* [STATED EXERCISE]
Write out the listing beneath this instruction in its entirety, exactly as it reads.

* [DATASET]
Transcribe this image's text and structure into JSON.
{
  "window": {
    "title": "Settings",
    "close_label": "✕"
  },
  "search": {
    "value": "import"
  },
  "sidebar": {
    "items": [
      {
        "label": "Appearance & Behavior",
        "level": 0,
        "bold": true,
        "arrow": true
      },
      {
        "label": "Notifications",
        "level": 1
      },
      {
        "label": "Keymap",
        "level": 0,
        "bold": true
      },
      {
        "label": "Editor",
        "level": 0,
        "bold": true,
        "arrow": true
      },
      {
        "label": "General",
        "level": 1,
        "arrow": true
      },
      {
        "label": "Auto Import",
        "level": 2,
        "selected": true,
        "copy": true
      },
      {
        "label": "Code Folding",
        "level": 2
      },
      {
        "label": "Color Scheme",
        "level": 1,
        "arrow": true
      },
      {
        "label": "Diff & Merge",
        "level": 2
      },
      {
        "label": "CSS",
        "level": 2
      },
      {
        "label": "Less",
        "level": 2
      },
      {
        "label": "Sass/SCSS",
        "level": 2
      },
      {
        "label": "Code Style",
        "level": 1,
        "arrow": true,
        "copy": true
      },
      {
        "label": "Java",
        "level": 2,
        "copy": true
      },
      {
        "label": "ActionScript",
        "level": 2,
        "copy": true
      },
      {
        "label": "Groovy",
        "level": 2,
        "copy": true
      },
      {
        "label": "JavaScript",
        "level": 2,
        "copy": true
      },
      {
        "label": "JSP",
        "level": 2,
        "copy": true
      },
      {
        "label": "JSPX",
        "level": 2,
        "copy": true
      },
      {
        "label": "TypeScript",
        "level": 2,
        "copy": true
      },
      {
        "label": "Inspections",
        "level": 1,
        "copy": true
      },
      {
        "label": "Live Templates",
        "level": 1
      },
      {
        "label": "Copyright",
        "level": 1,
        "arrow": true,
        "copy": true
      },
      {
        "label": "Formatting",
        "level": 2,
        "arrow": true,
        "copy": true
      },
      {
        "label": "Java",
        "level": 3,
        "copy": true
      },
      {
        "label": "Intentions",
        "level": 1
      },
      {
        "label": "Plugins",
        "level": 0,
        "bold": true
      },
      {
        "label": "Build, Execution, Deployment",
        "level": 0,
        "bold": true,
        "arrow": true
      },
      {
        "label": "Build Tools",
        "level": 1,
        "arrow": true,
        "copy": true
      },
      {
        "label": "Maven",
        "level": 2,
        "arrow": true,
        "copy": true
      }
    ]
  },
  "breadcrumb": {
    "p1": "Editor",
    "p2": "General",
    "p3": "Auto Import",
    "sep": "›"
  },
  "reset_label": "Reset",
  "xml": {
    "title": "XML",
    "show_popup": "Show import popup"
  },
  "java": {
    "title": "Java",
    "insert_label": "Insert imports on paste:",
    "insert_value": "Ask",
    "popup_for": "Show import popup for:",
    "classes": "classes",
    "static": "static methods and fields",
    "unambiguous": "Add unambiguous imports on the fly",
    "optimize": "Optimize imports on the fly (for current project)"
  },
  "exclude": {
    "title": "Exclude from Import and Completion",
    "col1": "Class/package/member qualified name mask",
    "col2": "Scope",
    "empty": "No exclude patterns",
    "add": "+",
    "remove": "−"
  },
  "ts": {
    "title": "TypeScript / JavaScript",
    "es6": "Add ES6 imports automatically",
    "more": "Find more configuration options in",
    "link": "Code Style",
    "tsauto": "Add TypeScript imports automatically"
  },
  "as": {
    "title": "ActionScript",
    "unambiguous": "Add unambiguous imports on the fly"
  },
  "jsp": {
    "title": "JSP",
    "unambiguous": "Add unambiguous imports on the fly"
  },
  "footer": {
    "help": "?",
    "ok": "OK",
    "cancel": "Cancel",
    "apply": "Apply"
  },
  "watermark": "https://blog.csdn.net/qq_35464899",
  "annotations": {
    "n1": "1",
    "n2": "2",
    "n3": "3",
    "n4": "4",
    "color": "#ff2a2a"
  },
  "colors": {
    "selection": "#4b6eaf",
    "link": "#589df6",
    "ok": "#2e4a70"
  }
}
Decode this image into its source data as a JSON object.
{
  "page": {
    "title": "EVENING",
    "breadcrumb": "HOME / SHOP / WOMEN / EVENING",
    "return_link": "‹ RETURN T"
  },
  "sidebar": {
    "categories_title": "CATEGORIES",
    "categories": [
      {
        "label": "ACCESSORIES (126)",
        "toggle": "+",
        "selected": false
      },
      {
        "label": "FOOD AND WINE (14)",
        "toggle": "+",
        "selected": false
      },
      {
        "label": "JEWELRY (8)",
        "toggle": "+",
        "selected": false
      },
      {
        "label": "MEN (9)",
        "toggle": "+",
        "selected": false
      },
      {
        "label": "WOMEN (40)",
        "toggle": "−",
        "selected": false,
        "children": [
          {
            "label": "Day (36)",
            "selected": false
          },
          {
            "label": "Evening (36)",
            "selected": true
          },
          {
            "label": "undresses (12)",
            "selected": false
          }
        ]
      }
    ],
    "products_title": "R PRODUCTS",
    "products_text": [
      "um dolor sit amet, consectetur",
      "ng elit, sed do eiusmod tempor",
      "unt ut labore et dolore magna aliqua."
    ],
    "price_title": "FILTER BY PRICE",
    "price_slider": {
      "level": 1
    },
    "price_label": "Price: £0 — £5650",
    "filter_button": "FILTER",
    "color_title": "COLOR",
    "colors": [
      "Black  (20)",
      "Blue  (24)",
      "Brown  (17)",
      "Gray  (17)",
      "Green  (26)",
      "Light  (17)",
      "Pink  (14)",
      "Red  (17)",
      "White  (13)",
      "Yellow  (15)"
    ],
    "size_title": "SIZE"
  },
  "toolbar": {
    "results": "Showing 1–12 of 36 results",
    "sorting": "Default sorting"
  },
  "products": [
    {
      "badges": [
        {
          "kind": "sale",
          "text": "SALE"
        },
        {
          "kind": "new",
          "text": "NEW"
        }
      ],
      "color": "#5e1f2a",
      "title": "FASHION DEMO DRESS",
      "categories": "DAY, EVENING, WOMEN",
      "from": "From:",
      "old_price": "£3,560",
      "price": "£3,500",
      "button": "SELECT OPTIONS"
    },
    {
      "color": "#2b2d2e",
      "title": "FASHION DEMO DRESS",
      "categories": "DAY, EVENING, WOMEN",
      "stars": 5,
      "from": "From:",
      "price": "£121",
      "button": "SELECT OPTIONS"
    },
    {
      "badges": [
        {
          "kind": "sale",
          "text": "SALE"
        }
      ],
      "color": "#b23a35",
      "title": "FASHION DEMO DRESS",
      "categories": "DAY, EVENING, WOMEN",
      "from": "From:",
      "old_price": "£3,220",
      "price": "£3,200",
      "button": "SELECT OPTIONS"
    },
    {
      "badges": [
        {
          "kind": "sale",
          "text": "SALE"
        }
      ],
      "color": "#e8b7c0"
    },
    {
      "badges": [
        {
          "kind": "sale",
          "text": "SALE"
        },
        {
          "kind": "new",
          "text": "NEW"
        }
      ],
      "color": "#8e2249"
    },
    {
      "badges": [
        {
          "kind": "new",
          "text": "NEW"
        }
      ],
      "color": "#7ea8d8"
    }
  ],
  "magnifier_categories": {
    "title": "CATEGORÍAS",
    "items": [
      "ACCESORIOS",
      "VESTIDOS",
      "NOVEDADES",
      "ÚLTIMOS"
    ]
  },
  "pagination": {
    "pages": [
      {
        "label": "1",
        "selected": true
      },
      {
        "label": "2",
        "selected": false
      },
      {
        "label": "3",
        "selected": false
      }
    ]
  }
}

* [FULL SOLUTION]
Transcribe this image's text and structure into JSON.
{
  "window": {
    "title": "Settings",
    "close_label": "✕"
  },
  "search": {
    "value": "import"
  },
  "sidebar": {
    "items": [
      {
        "label": "Appearance & Behavior",
        "level": 0,
        "bold": true,
        "arrow": true
      },
      {
        "label": "Notifications",
        "level": 1
      },
      {
        "label": "Keymap",
        "level": 0,
        "bold": true
      },
      {
        "label": "Editor",
        "level": 0,
        "bold": true,
        "arrow": true
      },
      {
        "label": "General",
        "level": 1,
        "arrow": true
      },
      {
        "label": "Auto Import",
        "level": 2,
        "selected": true,
        "copy": true
      },
      {
        "label": "Code Folding",
        "level": 2
      },
      {
        "label": "Color Scheme",
        "level": 1,
        "arrow": true
      },
      {
        "label": "Diff & Merge",
        "level": 2
      },
      {
        "label": "CSS",
        "level": 2
      },
      {
        "label": "Less",
        "level": 2
      },
      {
        "label": "Sass/SCSS",
        "level": 2
      },
      {
        "label": "Code Style",
        "level": 1,
        "arrow": true,
        "copy": true
      },
      {
        "label": "Java",
        "level": 2,
        "copy": true
      },
      {
        "label": "ActionScript",
        "level": 2,
        "copy": true
      },
      {
        "label": "Groovy",
        "level": 2,
        "copy": true
      },
      {
        "label": "JavaScript",
        "level": 2,
        "copy": true
      },
      {
        "label": "JSP",
        "level": 2,
        "copy": true
      },
      {
        "label": "JSPX",
        "level": 2,
        "copy": true
      },
      {
        "label": "TypeScript",
        "level": 2,
        "copy": true
      },
      {
        "label": "Inspections",
        "level": 1,
        "copy": true
      },
      {
        "label": "Live Templates",
        "level": 1
      },
      {
        "label": "Copyright",
        "level": 1,
        "arrow": true,
        "copy": true
      },
      {
        "label": "Formatting",
        "level": 2,
        "arrow": true,
        "copy": true
      },
      {
        "label": "Java",
        "level": 3,
        "copy": true
      },
      {
        "label": "Intentions",
        "level": 1
      },
      {
        "label": "Plugins",
        "level": 0,
        "bold": true
      },
      {
        "label": "Build, Execution, Deployment",
        "level": 0,
        "bold": true,
        "arrow": true
      },
      {
        "label": "Build Tools",
        "level": 1,
        "arrow": true,
        "copy": true
      },
      {
        "label": "Maven",
        "level": 2,
        "arrow": true,
        "copy": true
      }
    ]
  },
  "breadcrumb": {
    "p1": "Editor",
    "p2": "General",
    "p3": "Auto Import",
    "sep": "›"
  },
  "reset_label": "Reset",
  "xml": {
    "title": "XML",
    "show_popup": "Show import popup"
  },
  "java": {
    "title": "Java",
    "insert_label": "Insert imports on paste:",
    "insert_value": "Ask",
    "popup_for": "Show import popup for:",
    "classes": "classes",
    "static": "static methods and fields",
    "unambiguous": "Add unambiguous imports on the fly",
    "optimize": "Optimize imports on the fly (for current project)"
  },
  "exclude": {
    "title": "Exclude from Import and Completion",
    "col1": "Class/package/member qualified name mask",
    "col2": "Scope",
    "empty": "No exclude patterns",
    "add": "+",
    "remove": "−"
  },
  "ts": {
    "title": "TypeScript / JavaScript",
    "es6": "Add ES6 imports automatically",
    "more": "Find more configuration options in",
    "link": "Code Style",
    "tsauto": "Add TypeScript imports automatically"
  },
  "as": {
    "title": "ActionScript",
    "unambiguous": "Add unambiguous imports on the fly"
  },
  "jsp": {
    "title": "JSP",
    "unambiguous": "Add unambiguous imports on the fly"
  },
  "footer": {
    "help": "?",
    "ok": "OK",
    "cancel": "Cancel",
    "apply": "Apply"
  },
  "watermark": "https://blog.csdn.net/qq_35464899",
  "annotations": {
    "n1": "1",
    "n2": "2",
    "n3": "3",
    "n4": "4",
    "color": "#ff2a2a"
  },
  "colors": {
    "selection": "#4b6eaf",
    "link": "#589df6",
    "ok": "#2e4a70"
  }
}
Decode this image into its source data as a JSON object.
{
  "page": {
    "title": "EVENING",
    "breadcrumb": "HOME / SHOP / WOMEN / EVENING",
    "return_link": "‹ RETURN T"
  },
  "sidebar": {
    "categories_title": "CATEGORIES",
    "categories": [
      {
        "label": "ACCESSORIES (126)",
        "toggle": "+",
        "selected": false
      },
      {
        "label": "FOOD AND WINE (14)",
        "toggle": "+",
        "selected": false
      },
      {
        "label": "JEWELRY (8)",
        "toggle": "+",
        "selected": false
      },
      {
        "label": "MEN (9)",
        "toggle": "+",
        "selected": false
      },
      {
        "label": "WOMEN (40)",
        "toggle": "−",
        "selected": false,
        "children": [
          {
            "label": "Day (36)",
            "selected": false
          },
          {
            "label": "Evening (36)",
            "selected": true
          },
          {
            "label": "undresses (12)",
            "selected": false
          }
        ]
      }
    ],
    "products_title": "R PRODUCTS",
    "products_text": [
      "um dolor sit amet, consectetur",
      "ng elit, sed do eiusmod tempor",
      "unt ut labore et dolore magna aliqua."
    ],
    "price_title": "FILTER BY PRICE",
    "price_slider": {
      "level": 1
    },
    "price_label": "Price: £0 — £5650",
    "filter_button": "FILTER",
    "color_title": "COLOR",
    "colors": [
      "Black  (20)",
      "Blue  (24)",
      "Brown  (17)",
      "Gray  (17)",
      "Green  (26)",
      "Light  (17)",
      "Pink  (14)",
      "Red  (17)",
      "White  (13)",
      "Yellow  (15)"
    ],
    "size_title": "SIZE"
  },
  "toolbar": {
    "results": "Showing 1–12 of 36 results",
    "sorting": "Default sorting"
  },
  "products": [
    {
      "badges": [
        {
          "kind": "sale",
          "text": "SALE"
        },
        {
          "kind": "new",
          "text": "NEW"
        }
      ],
      "color": "#5e1f2a",
      "title": "FASHION DEMO DRESS",
      "categories": "DAY, EVENING, WOMEN",
      "from": "From:",
      "old_price": "£3,560",
      "price": "£3,500",
      "button": "SELECT OPTIONS"
    },
    {
      "color": "#2b2d2e",
      "title": "FASHION DEMO DRESS",
      "categories": "DAY, EVENING, WOMEN",
      "stars": 5,
      "from": "From:",
      "price": "£121",
      "button": "SELECT OPTIONS"
    },
    {
      "badges": [
        {
          "kind": "sale",
          "text": "SALE"
        }
      ],
      "color": "#b23a35",
      "title": "FASHION DEMO DRESS",
      "categories": "DAY, EVENING, WOMEN",
      "from": "From:",
      "old_price": "£3,220",
      "price": "£3,200",
      "button": "SELECT OPTIONS"
    },
    {
      "badges": [
        {
          "kind": "sale",
          "text": "SALE"
        }
      ],
      "color": "#e8b7c0"
    },
    {
      "badges": [
        {
          "kind": "sale",
          "text": "SALE"
        },
        {
          "kind": "new",
          "text": "NEW"
        }
      ],
      "color": "#8e2249"
    },
    {
      "badges": [
        {
          "kind": "new",
          "text": "NEW"
        }
      ],
      "color": "#7ea8d8"
    }
  ],
  "magnifier_categories": {
    "title": "CATEGORÍAS",
    "items": [
      "ACCESORIOS",
      "VESTIDOS",
      "NOVEDADES",
      "ÚLTIMOS"
    ]
  },
  "pagination": {
    "pages": [
      {
        "label": "1",
        "selected": true
      },
      {
        "label": "2",
        "selected": false
      },
      {
        "label": "3",
        "selected": false
      }
    ]
  }
}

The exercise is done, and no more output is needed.